What you have to do: Exactly as they appear, output all of the records. Skip any images.
Begin Supplied records
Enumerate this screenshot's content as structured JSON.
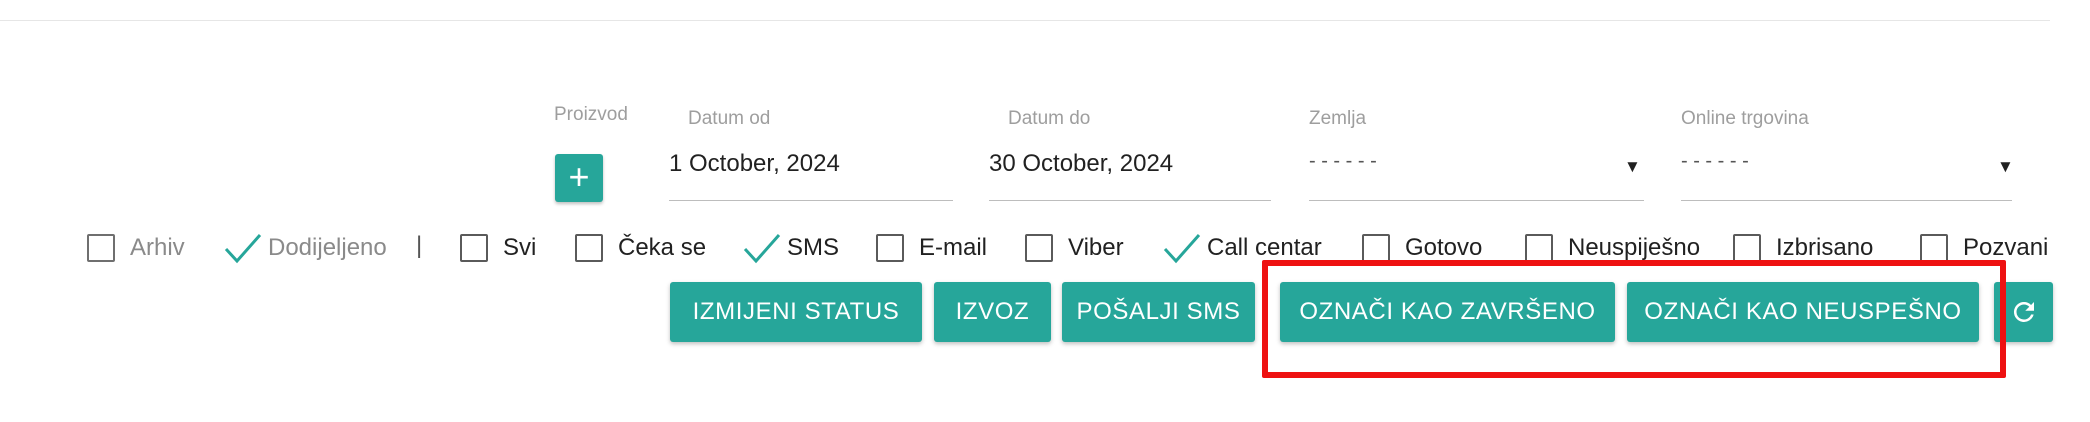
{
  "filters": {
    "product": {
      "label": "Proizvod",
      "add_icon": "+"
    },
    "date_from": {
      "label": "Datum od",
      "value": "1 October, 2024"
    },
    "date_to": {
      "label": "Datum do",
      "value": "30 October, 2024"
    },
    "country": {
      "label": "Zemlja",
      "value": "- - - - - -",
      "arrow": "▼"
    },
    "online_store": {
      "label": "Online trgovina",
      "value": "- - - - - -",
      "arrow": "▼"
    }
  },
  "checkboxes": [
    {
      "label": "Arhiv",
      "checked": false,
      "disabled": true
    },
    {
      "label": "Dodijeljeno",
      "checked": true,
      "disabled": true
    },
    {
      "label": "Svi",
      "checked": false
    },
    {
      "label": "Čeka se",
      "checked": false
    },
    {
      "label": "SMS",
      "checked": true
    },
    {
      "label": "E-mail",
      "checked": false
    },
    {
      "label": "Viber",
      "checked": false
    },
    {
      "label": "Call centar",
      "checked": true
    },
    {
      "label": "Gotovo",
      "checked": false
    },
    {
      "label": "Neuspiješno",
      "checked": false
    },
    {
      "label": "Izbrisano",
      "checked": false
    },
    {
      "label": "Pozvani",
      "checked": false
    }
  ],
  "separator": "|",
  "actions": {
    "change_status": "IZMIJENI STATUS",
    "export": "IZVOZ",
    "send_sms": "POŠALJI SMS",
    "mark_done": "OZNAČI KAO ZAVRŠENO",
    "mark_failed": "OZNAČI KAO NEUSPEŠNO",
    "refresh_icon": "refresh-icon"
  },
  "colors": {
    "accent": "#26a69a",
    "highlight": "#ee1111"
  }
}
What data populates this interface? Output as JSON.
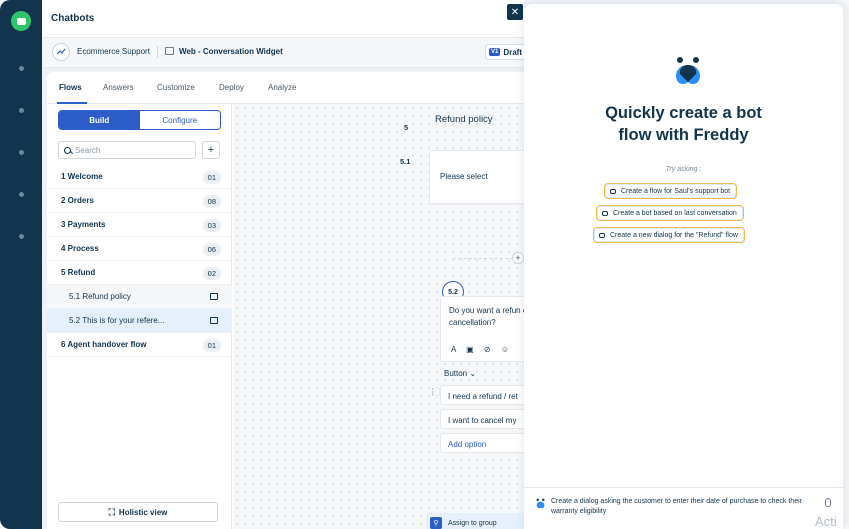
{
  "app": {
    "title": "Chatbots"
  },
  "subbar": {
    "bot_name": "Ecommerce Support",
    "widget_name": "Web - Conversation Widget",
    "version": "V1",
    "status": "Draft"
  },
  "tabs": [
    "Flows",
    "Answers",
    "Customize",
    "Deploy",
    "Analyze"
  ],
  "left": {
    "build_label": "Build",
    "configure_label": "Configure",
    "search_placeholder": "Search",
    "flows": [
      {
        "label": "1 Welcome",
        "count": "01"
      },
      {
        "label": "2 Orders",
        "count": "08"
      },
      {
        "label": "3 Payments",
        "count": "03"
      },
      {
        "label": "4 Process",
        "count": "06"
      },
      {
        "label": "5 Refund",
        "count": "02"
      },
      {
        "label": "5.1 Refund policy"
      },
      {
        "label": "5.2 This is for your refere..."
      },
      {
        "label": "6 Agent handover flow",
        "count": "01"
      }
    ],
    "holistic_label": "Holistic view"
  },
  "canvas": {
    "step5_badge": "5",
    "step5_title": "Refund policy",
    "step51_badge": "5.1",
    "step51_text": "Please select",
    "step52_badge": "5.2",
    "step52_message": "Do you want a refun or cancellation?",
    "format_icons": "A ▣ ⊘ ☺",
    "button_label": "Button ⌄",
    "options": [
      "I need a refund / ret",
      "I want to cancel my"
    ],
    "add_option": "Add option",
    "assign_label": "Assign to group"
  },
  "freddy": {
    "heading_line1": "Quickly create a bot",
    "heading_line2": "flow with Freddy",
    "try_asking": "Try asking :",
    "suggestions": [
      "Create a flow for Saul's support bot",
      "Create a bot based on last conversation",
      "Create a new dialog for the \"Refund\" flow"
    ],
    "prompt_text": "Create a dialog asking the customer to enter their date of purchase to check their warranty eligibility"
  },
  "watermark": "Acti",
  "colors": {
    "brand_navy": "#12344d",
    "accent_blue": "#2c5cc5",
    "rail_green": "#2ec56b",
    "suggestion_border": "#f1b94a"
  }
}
End Supplied records
Solution to this problem:
Enumerate this screenshot's content as structured JSON.
{
  "filters": {
    "product": {
      "label": "Proizvod",
      "add_icon": "+"
    },
    "date_from": {
      "label": "Datum od",
      "value": "1 October, 2024"
    },
    "date_to": {
      "label": "Datum do",
      "value": "30 October, 2024"
    },
    "country": {
      "label": "Zemlja",
      "value": "- - - - - -",
      "arrow": "▼"
    },
    "online_store": {
      "label": "Online trgovina",
      "value": "- - - - - -",
      "arrow": "▼"
    }
  },
  "checkboxes": [
    {
      "label": "Arhiv",
      "checked": false,
      "disabled": true
    },
    {
      "label": "Dodijeljeno",
      "checked": true,
      "disabled": true
    },
    {
      "label": "Svi",
      "checked": false
    },
    {
      "label": "Čeka se",
      "checked": false
    },
    {
      "label": "SMS",
      "checked": true
    },
    {
      "label": "E-mail",
      "checked": false
    },
    {
      "label": "Viber",
      "checked": false
    },
    {
      "label": "Call centar",
      "checked": true
    },
    {
      "label": "Gotovo",
      "checked": false
    },
    {
      "label": "Neuspiješno",
      "checked": false
    },
    {
      "label": "Izbrisano",
      "checked": false
    },
    {
      "label": "Pozvani",
      "checked": false
    }
  ],
  "separator": "|",
  "actions": {
    "change_status": "IZMIJENI STATUS",
    "export": "IZVOZ",
    "send_sms": "POŠALJI SMS",
    "mark_done": "OZNAČI KAO ZAVRŠENO",
    "mark_failed": "OZNAČI KAO NEUSPEŠNO",
    "refresh_icon": "refresh-icon"
  },
  "colors": {
    "accent": "#26a69a",
    "highlight": "#ee1111"
  }
}
What data populates this interface? Output as JSON.
{
  "app": {
    "title": "Chatbots"
  },
  "subbar": {
    "bot_name": "Ecommerce Support",
    "widget_name": "Web - Conversation Widget",
    "version": "V1",
    "status": "Draft"
  },
  "tabs": [
    "Flows",
    "Answers",
    "Customize",
    "Deploy",
    "Analyze"
  ],
  "left": {
    "build_label": "Build",
    "configure_label": "Configure",
    "search_placeholder": "Search",
    "flows": [
      {
        "label": "1 Welcome",
        "count": "01"
      },
      {
        "label": "2 Orders",
        "count": "08"
      },
      {
        "label": "3 Payments",
        "count": "03"
      },
      {
        "label": "4 Process",
        "count": "06"
      },
      {
        "label": "5 Refund",
        "count": "02"
      },
      {
        "label": "5.1 Refund policy"
      },
      {
        "label": "5.2 This is for your refere..."
      },
      {
        "label": "6 Agent handover flow",
        "count": "01"
      }
    ],
    "holistic_label": "Holistic view"
  },
  "canvas": {
    "step5_badge": "5",
    "step5_title": "Refund policy",
    "step51_badge": "5.1",
    "step51_text": "Please select",
    "step52_badge": "5.2",
    "step52_message": "Do you want a refun or cancellation?",
    "format_icons": "A ▣ ⊘ ☺",
    "button_label": "Button ⌄",
    "options": [
      "I need a refund / ret",
      "I want to cancel my"
    ],
    "add_option": "Add option",
    "assign_label": "Assign to group"
  },
  "freddy": {
    "heading_line1": "Quickly create a bot",
    "heading_line2": "flow with Freddy",
    "try_asking": "Try asking :",
    "suggestions": [
      "Create a flow for Saul's support bot",
      "Create a bot based on last conversation",
      "Create a new dialog for the \"Refund\" flow"
    ],
    "prompt_text": "Create a dialog asking the customer to enter their date of purchase to check their warranty eligibility"
  },
  "watermark": "Acti",
  "colors": {
    "brand_navy": "#12344d",
    "accent_blue": "#2c5cc5",
    "rail_green": "#2ec56b",
    "suggestion_border": "#f1b94a"
  }
}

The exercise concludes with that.